──────── Material provided

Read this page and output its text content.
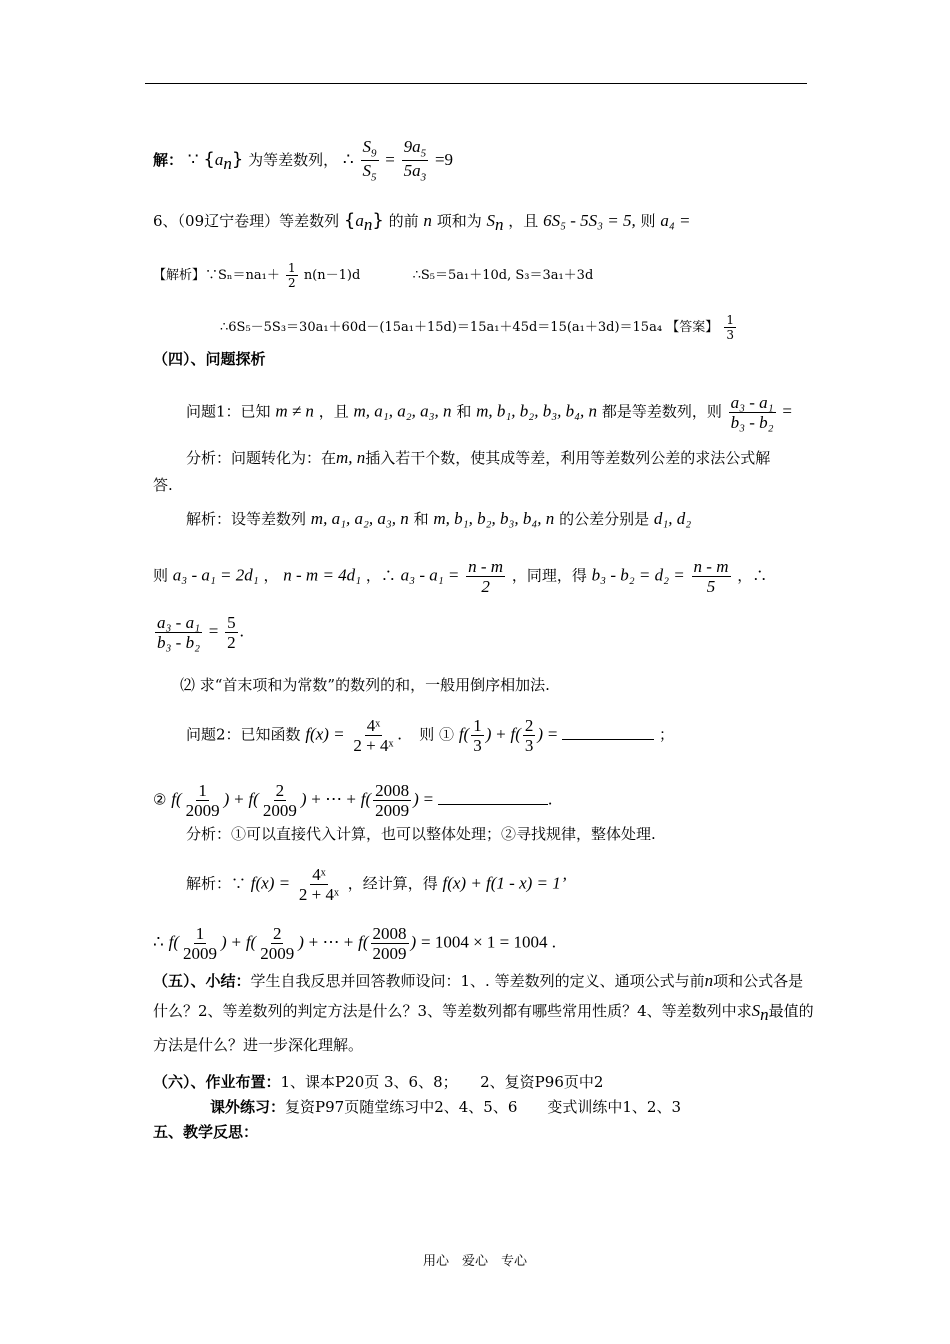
解： ∵ $\{a_n\}$ 为等差数列， ∴ $\frac{S_9}{S_5} = \frac{9a_5}{5a_3} =9$
6、（09辽宁卷理）等差数列 $\{a_n\}$ 的前 n 项和为 $S_n$ ，且 6S₅ - 5S₃ = 5, 则 a₄ =
【解析】∵Sₙ＝na₁＋ $\frac{1}{2} n(n-1)d$	∴S₅＝5a₁＋10d, S₃＝3a₁＋3d
∴6S₅－5S₃＝30a₁＋60d－(15a₁＋15d)＝15a₁＋45d＝15(a₁＋3d)＝15a₄ 【答案】 $\frac{1}{3}$
（四）、问题探析
问题1：已知 m ≠ n ，且 m, a₁, a₂, a₃, n 和 m, b₁, b₂, b₃, b₄, n 都是等差数列，则 $\frac{\text{a₃ - a₁}}{\text{b₃ - b₂}}$ =
分析：问题转化为：在m, n插入若干个数，使其成等差，利用等差数列公差的求法公式解
答.
解析：设等差数列 m, a₁, a₂, a₃, n 和 m, b₁, b₂, b₃, b₄, n 的公差分别是 d₁, d₂
则 a₃ - a₁ = 2d₁ ， n - m = 4d₁ ，∴ $a_3 - a_1 = \frac{n - m}{2}$ ，同理，得 $b_3 - b_2 = d_2 = \frac{n - m}{5}$ ，∴
$\frac{\text{a₃ - a₁}}{\text{b₃ - b₂}} = \frac{5}{2}$ .
⑵ 求“首末项和为常数”的数列的和，一般用倒序相加法.
问题2：已知函数 $f(x) = \frac{\text{4ˣ}}{\text{2 + 4ˣ}}$ . 则 ① $f( \frac{1}{3}$ ) + $f( \frac{2}{3}$ ) =	；
② $f( \frac{1}{2009}$ ) + $f( \frac{2}{2009}$ ) + ⋯ + $f( \frac{2008}{2009}$ ) =	.
分析：①可以直接代入计算，也可以整体处理；②寻找规律，整体处理.
解析：∵ $f(x) = \frac{\text{4ˣ}}{\text{2 + 4ˣ}}$ ，经计算，得 f(x) + f(1 - x) = 1’
∴ $f( \frac{1}{2009}$ ) + $f( \frac{2}{2009}$ ) + ⋯ + $f( \frac{2008}{2009}$ ) = 1004 × 1 = 1004 .
（五）、小结：学生自我反思并回答教师设问：1、. 等差数列的定义、通项公式与前n项和公式各是什么？2、等差数列的判定方法是什么？3、等差数列都有哪些常用性质？4、等差数列中求$S_n$最值的方法是什么？进一步深化理解。
（六）、作业布置：1、课本P20页 3、6、8；　　2、复资P96页中2
课外练习：复资P97页随堂练习中2、4、5、6　　变式训练中1、2、3
五、教学反思：
用心　爱心　专心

────────────────

Exercise task:
Every entry above should be duplicated exactly. Do not include the images.

Written solution:
Read this page and output its text content.
解： ∵ $\{a_n\}$ 为等差数列， ∴ $\frac{S_9}{S_5} = \frac{9a_5}{5a_3} =9$
6、（09辽宁卷理）等差数列 $\{a_n\}$ 的前 n 项和为 $S_n$ ，且 6S₅ - 5S₃ = 5, 则 a₄ =
【解析】∵Sₙ＝na₁＋ $\frac{1}{2} n(n-1)d$	∴S₅＝5a₁＋10d, S₃＝3a₁＋3d
∴6S₅－5S₃＝30a₁＋60d－(15a₁＋15d)＝15a₁＋45d＝15(a₁＋3d)＝15a₄ 【答案】 $\frac{1}{3}$
（四）、问题探析
问题1：已知 m ≠ n ，且 m, a₁, a₂, a₃, n 和 m, b₁, b₂, b₃, b₄, n 都是等差数列，则 $\frac{\text{a₃ - a₁}}{\text{b₃ - b₂}}$ =
分析：问题转化为：在m, n插入若干个数，使其成等差，利用等差数列公差的求法公式解
答.
解析：设等差数列 m, a₁, a₂, a₃, n 和 m, b₁, b₂, b₃, b₄, n 的公差分别是 d₁, d₂
则 a₃ - a₁ = 2d₁ ， n - m = 4d₁ ，∴ $a_3 - a_1 = \frac{n - m}{2}$ ，同理，得 $b_3 - b_2 = d_2 = \frac{n - m}{5}$ ，∴
$\frac{\text{a₃ - a₁}}{\text{b₃ - b₂}} = \frac{5}{2}$ .
⑵ 求“首末项和为常数”的数列的和，一般用倒序相加法.
问题2：已知函数 $f(x) = \frac{\text{4ˣ}}{\text{2 + 4ˣ}}$ . 则 ① $f( \frac{1}{3}$ ) + $f( \frac{2}{3}$ ) =	；
② $f( \frac{1}{2009}$ ) + $f( \frac{2}{2009}$ ) + ⋯ + $f( \frac{2008}{2009}$ ) =	.
分析：①可以直接代入计算，也可以整体处理；②寻找规律，整体处理.
解析：∵ $f(x) = \frac{\text{4ˣ}}{\text{2 + 4ˣ}}$ ，经计算，得 f(x) + f(1 - x) = 1’
∴ $f( \frac{1}{2009}$ ) + $f( \frac{2}{2009}$ ) + ⋯ + $f( \frac{2008}{2009}$ ) = 1004 × 1 = 1004 .
（五）、小结：学生自我反思并回答教师设问：1、. 等差数列的定义、通项公式与前n项和公式各是什么？2、等差数列的判定方法是什么？3、等差数列都有哪些常用性质？4、等差数列中求$S_n$最值的方法是什么？进一步深化理解。
（六）、作业布置：1、课本P20页 3、6、8；　　2、复资P96页中2
课外练习：复资P97页随堂练习中2、4、5、6　　变式训练中1、2、3
五、教学反思：
用心　爱心　专心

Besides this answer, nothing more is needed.